**GOAL:** Below are some entries. Copy each line that holds the string "JSON".

**DATA SUPPLIED:**
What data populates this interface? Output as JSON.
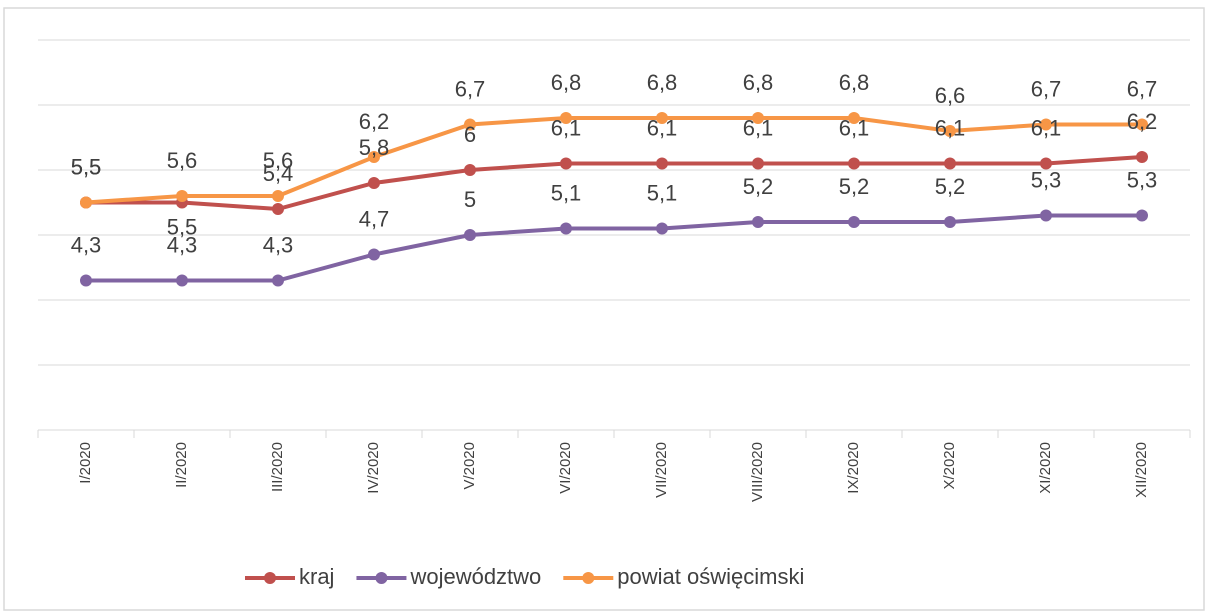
{
  "chart_data": {
    "type": "line",
    "categories": [
      "I/2020",
      "II/2020",
      "III/2020",
      "IV/2020",
      "V/2020",
      "VI/2020",
      "VII/2020",
      "VIII/2020",
      "IX/2020",
      "X/2020",
      "XI/2020",
      "XII/2020"
    ],
    "series": [
      {
        "name": "kraj",
        "color": "#c0504d",
        "values": [
          5.5,
          5.5,
          5.4,
          5.8,
          6,
          6.1,
          6.1,
          6.1,
          6.1,
          6.1,
          6.1,
          6.2
        ],
        "value_labels": [
          "5,5",
          "5,5",
          "5,4",
          "5,8",
          "6",
          "6,1",
          "6,1",
          "6,1",
          "6,1",
          "6,1",
          "6,1",
          "6,2"
        ]
      },
      {
        "name": "województwo",
        "color": "#8064a2",
        "values": [
          4.3,
          4.3,
          4.3,
          4.7,
          5,
          5.1,
          5.1,
          5.2,
          5.2,
          5.2,
          5.3,
          5.3
        ],
        "value_labels": [
          "4,3",
          "4,3",
          "4,3",
          "4,7",
          "5",
          "5,1",
          "5,1",
          "5,2",
          "5,2",
          "5,2",
          "5,3",
          "5,3"
        ]
      },
      {
        "name": "powiat oświęcimski",
        "color": "#f79646",
        "values": [
          5.5,
          5.6,
          5.6,
          6.2,
          6.7,
          6.8,
          6.8,
          6.8,
          6.8,
          6.6,
          6.7,
          6.7
        ],
        "value_labels": [
          "5,5",
          "5,6",
          "5,6",
          "6,2",
          "6,7",
          "6,8",
          "6,8",
          "6,8",
          "6,8",
          "6,6",
          "6,7",
          "6,7"
        ]
      }
    ],
    "ylim": [
      2,
      8
    ],
    "yticks": [
      2,
      3,
      4,
      5,
      6,
      7,
      8
    ],
    "grid": true,
    "legend": "bottom"
  }
}
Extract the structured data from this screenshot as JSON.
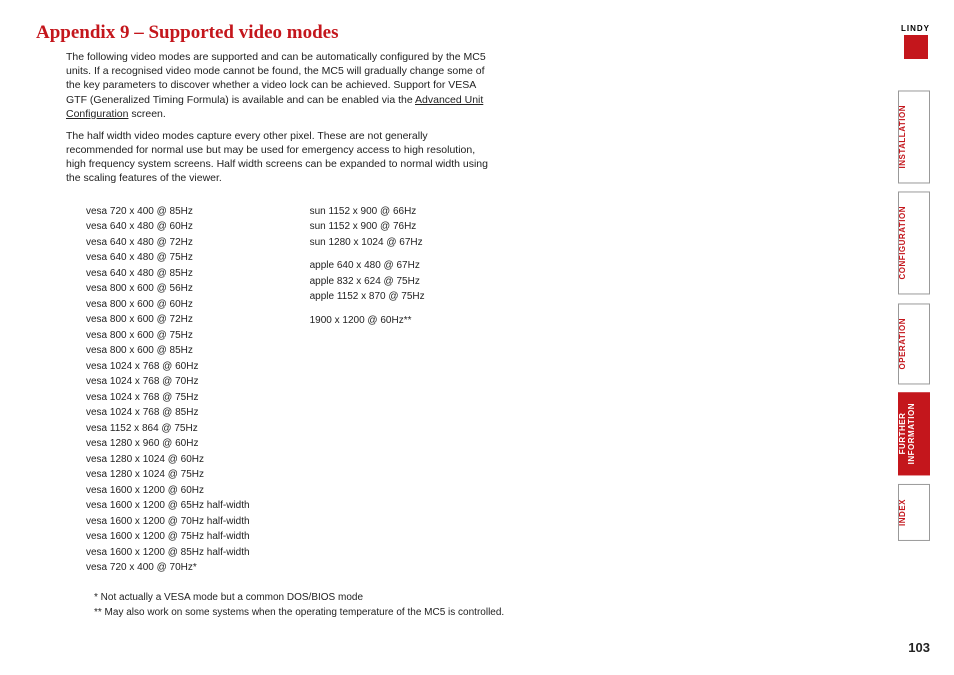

**SOLVED PROBLEM:**
What data populates this interface? Output as JSON.
Extract the structured data from this screenshot as JSON.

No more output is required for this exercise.